* [Problem]: Pick out the lines containing "costo".

* [Data to process]:
....
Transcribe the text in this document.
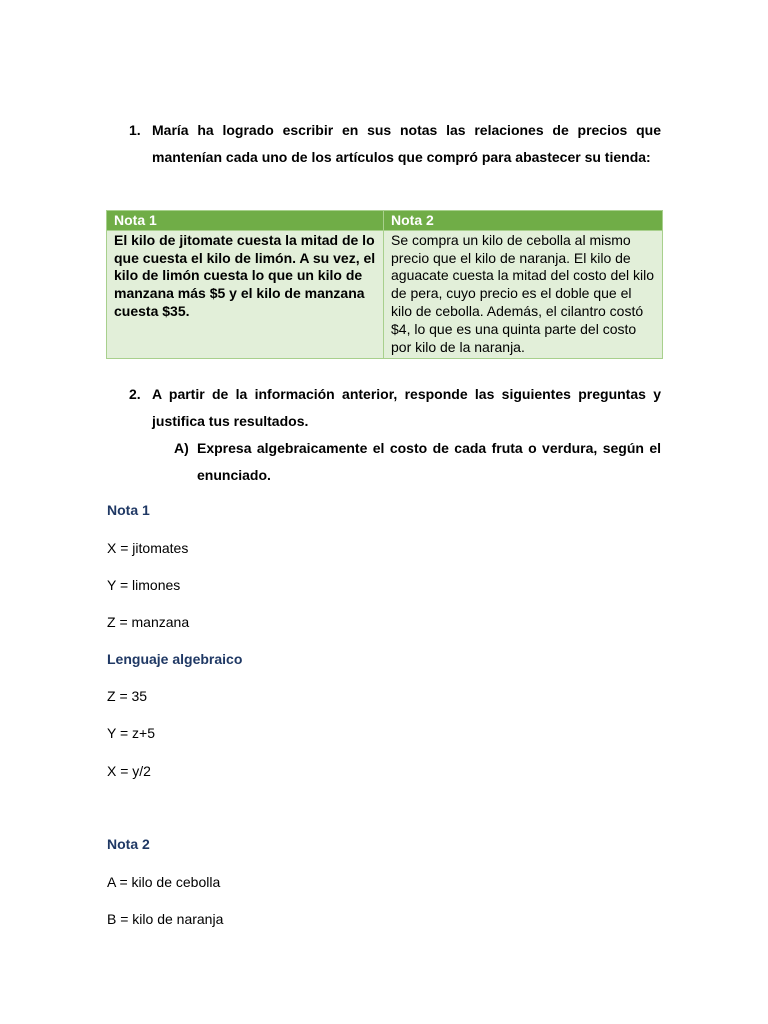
1. María ha logrado escribir en sus notas las relaciones de precios que mantenían cada uno de los artículos que compró para abastecer su tienda:
Nota 1	Nota 2
El kilo de jitomate cuesta la mitad de lo que cuesta el kilo de limón. A su vez, el kilo de limón cuesta lo que un kilo de manzana más $5 y el kilo de manzana cuesta $35.	Se compra un kilo de cebolla al mismo precio que el kilo de naranja. El kilo de aguacate cuesta la mitad del costo del kilo de pera, cuyo precio es el doble que el kilo de cebolla. Además, el cilantro costó $4, lo que es una quinta parte del costo por kilo de la naranja.
2. A partir de la información anterior, responde las siguientes preguntas y justifica tus resultados.
A) Expresa algebraicamente el costo de cada fruta o verdura, según el enunciado.
Nota 1
X = jitomates
Y = limones
Z = manzana
Lenguaje algebraico
Z = 35
Y = z+5
X = y/2
Nota 2
A = kilo de cebolla
B = kilo de naranja
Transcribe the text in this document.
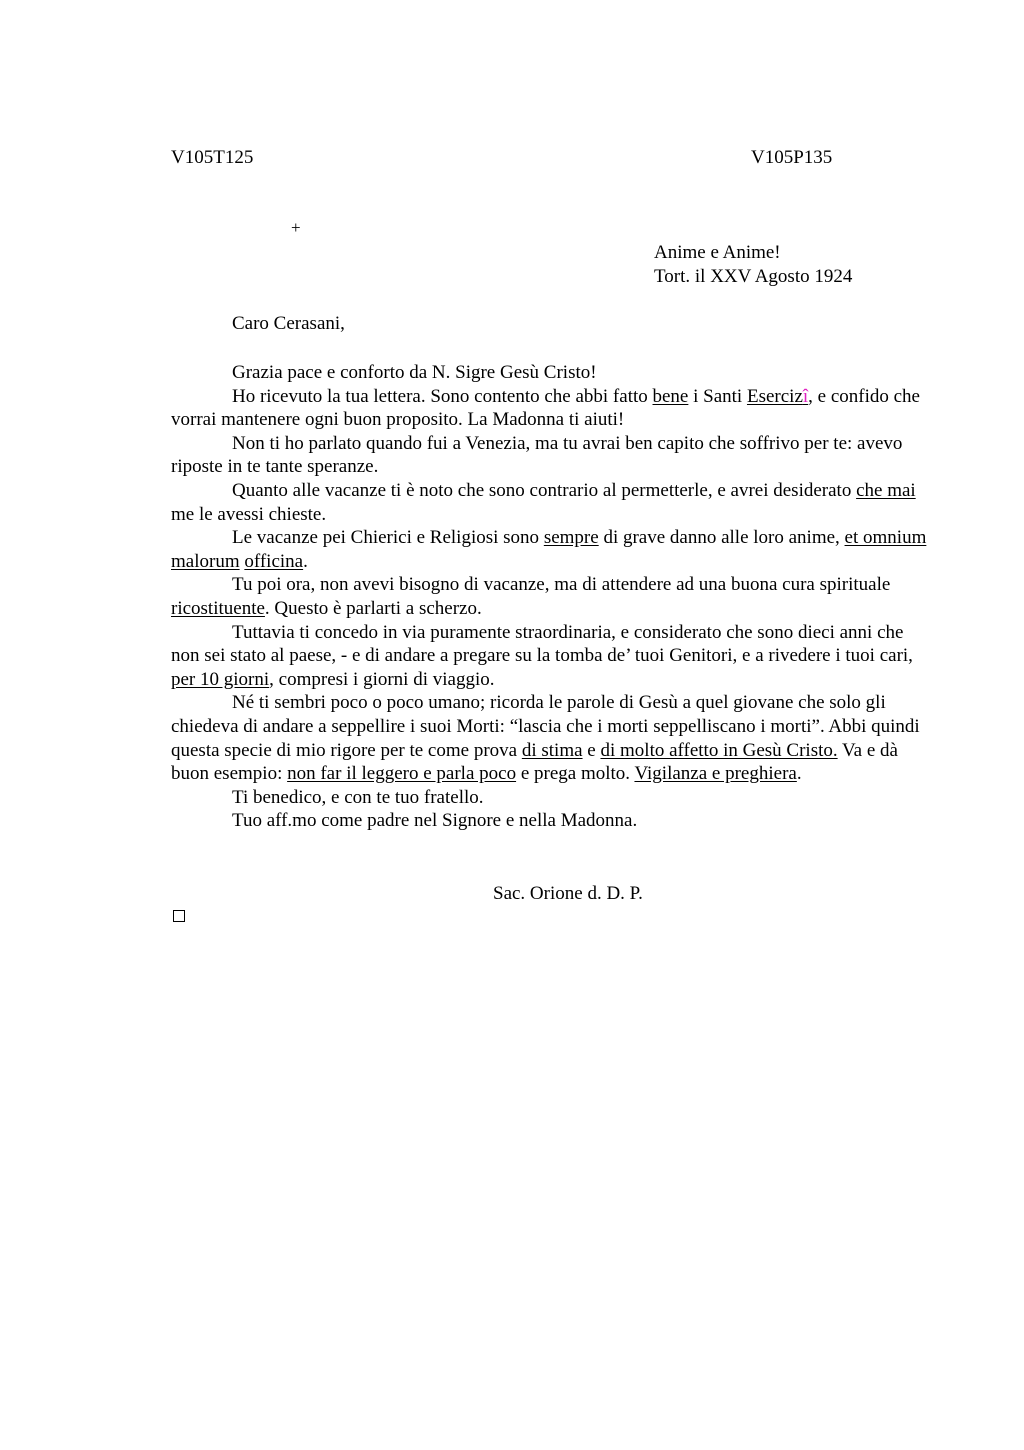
V105T125	V105P135
+
Anime e Anime!
Tort. il XXV Agosto 1924
Caro Cerasani,

Grazia pace e conforto da N. Sigre Gesù Cristo!

Ho ricevuto la tua lettera. Sono contento che abbi fatto bene i Santi Esercizî, e confido che vorrai mantenere ogni buon proposito. La Madonna ti aiuti!

Non ti ho parlato quando fui a Venezia, ma tu avrai ben capito che soffrivo per te: avevo riposte in te tante speranze.

Quanto alle vacanze ti è noto che sono contrario al permetterle, e avrei desiderato che mai me le avessi chieste.

Le vacanze pei Chierici e Religiosi sono sempre di grave danno alle loro anime, et omnium malorum officina.

Tu poi ora, non avevi bisogno di vacanze, ma di attendere ad una buona cura spirituale ricostituente. Questo è parlarti a scherzo.

Tuttavia ti concedo in via puramente straordinaria, e considerato che sono dieci anni che non sei stato al paese, - e di andare a pregare su la tomba de’ tuoi Genitori, e a rivedere i tuoi cari, per 10 giorni, compresi i giorni di viaggio.

Né ti sembri poco o poco umano; ricorda le parole di Gesù a quel giovane che solo gli chiedeva di andare a seppellire i suoi Morti: “lascia che i morti seppelliscano i morti”. Abbi quindi questa specie di mio rigore per te come prova di stima e di molto affetto in Gesù Cristo. Va e dà buon esempio: non far il leggero e parla poco e prega molto. Vigilanza e preghiera.

Ti benedico, e con te tuo fratello.

Tuo aff.mo come padre nel Signore e nella Madonna.

Sac. Orione d. D. P.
....
* [Solved exercise]:
El kilo de jitomate cuesta la mitad de lo que cuesta el kilo de limón. A su vez, el kilo de limón cuesta lo que un kilo de manzana más $5 y el kilo de manzana cuesta $35.	Se compra un kilo de cebolla al mismo precio que el kilo de naranja. El kilo de aguacate cuesta la mitad del costo del kilo de pera, cuyo precio es el doble que el kilo de cebolla. Además, el cilantro costó $4, lo que es una quinta parte del costo por kilo de la naranja.
A) Expresa algebraicamente el costo de cada fruta o verdura, según el enunciado.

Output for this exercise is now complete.